• [Work to complete]:
Give every entry again, word for word and in full.

— start —

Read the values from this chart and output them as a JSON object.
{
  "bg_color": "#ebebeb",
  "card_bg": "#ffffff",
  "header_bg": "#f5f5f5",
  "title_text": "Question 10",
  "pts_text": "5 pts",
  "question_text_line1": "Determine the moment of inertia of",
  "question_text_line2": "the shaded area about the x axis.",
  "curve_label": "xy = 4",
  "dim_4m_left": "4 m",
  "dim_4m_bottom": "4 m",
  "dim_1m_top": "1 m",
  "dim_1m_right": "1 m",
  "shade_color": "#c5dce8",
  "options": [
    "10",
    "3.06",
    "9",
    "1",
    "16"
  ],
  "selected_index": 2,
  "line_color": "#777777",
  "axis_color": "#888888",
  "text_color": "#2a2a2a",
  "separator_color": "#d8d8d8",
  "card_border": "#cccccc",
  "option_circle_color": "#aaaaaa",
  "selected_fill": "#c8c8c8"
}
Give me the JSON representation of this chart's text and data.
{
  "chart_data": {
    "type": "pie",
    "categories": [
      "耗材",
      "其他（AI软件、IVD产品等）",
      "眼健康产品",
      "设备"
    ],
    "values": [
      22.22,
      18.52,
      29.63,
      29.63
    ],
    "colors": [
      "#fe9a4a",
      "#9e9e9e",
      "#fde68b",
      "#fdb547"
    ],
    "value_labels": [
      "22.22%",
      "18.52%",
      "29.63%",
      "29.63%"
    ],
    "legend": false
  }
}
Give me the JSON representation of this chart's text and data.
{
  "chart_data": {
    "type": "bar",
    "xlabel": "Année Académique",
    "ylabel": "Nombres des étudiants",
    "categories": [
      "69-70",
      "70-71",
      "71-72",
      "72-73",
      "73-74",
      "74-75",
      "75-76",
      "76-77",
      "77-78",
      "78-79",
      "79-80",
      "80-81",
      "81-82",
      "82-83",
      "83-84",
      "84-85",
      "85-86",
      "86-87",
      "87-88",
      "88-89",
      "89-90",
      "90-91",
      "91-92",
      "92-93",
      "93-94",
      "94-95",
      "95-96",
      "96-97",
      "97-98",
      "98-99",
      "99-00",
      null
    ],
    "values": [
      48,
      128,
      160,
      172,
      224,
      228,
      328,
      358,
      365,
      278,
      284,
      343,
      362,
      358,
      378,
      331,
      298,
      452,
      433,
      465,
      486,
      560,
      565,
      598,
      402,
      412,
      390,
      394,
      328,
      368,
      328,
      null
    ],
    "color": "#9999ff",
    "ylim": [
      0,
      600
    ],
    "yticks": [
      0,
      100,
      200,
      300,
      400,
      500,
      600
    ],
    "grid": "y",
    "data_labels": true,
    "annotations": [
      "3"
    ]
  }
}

— end —

• [Result for this exercise]:
Read the values from this chart and output them as a JSON object.
{
  "bg_color": "#ebebeb",
  "card_bg": "#ffffff",
  "header_bg": "#f5f5f5",
  "title_text": "Question 10",
  "pts_text": "5 pts",
  "question_text_line1": "Determine the moment of inertia of",
  "question_text_line2": "the shaded area about the x axis.",
  "curve_label": "xy = 4",
  "dim_4m_left": "4 m",
  "dim_4m_bottom": "4 m",
  "dim_1m_top": "1 m",
  "dim_1m_right": "1 m",
  "shade_color": "#c5dce8",
  "options": [
    "10",
    "3.06",
    "9",
    "1",
    "16"
  ],
  "selected_index": 2,
  "line_color": "#777777",
  "axis_color": "#888888",
  "text_color": "#2a2a2a",
  "separator_color": "#d8d8d8",
  "card_border": "#cccccc",
  "option_circle_color": "#aaaaaa",
  "selected_fill": "#c8c8c8"
}
Give me the JSON representation of this chart's text and data.
{
  "chart_data": {
    "type": "pie",
    "categories": [
      "耗材",
      "其他（AI软件、IVD产品等）",
      "眼健康产品",
      "设备"
    ],
    "values": [
      22.22,
      18.52,
      29.63,
      29.63
    ],
    "colors": [
      "#fe9a4a",
      "#9e9e9e",
      "#fde68b",
      "#fdb547"
    ],
    "value_labels": [
      "22.22%",
      "18.52%",
      "29.63%",
      "29.63%"
    ],
    "legend": false
  }
}
Give me the JSON representation of this chart's text and data.
{
  "chart_data": {
    "type": "bar",
    "xlabel": "Année Académique",
    "ylabel": "Nombres des étudiants",
    "categories": [
      "69-70",
      "70-71",
      "71-72",
      "72-73",
      "73-74",
      "74-75",
      "75-76",
      "76-77",
      "77-78",
      "78-79",
      "79-80",
      "80-81",
      "81-82",
      "82-83",
      "83-84",
      "84-85",
      "85-86",
      "86-87",
      "87-88",
      "88-89",
      "89-90",
      "90-91",
      "91-92",
      "92-93",
      "93-94",
      "94-95",
      "95-96",
      "96-97",
      "97-98",
      "98-99",
      "99-00",
      null
    ],
    "values": [
      48,
      128,
      160,
      172,
      224,
      228,
      328,
      358,
      365,
      278,
      284,
      343,
      362,
      358,
      378,
      331,
      298,
      452,
      433,
      465,
      486,
      560,
      565,
      598,
      402,
      412,
      390,
      394,
      328,
      368,
      328,
      null
    ],
    "color": "#9999ff",
    "ylim": [
      0,
      600
    ],
    "yticks": [
      0,
      100,
      200,
      300,
      400,
      500,
      600
    ],
    "grid": "y",
    "data_labels": true,
    "annotations": [
      "3"
    ]
  }
}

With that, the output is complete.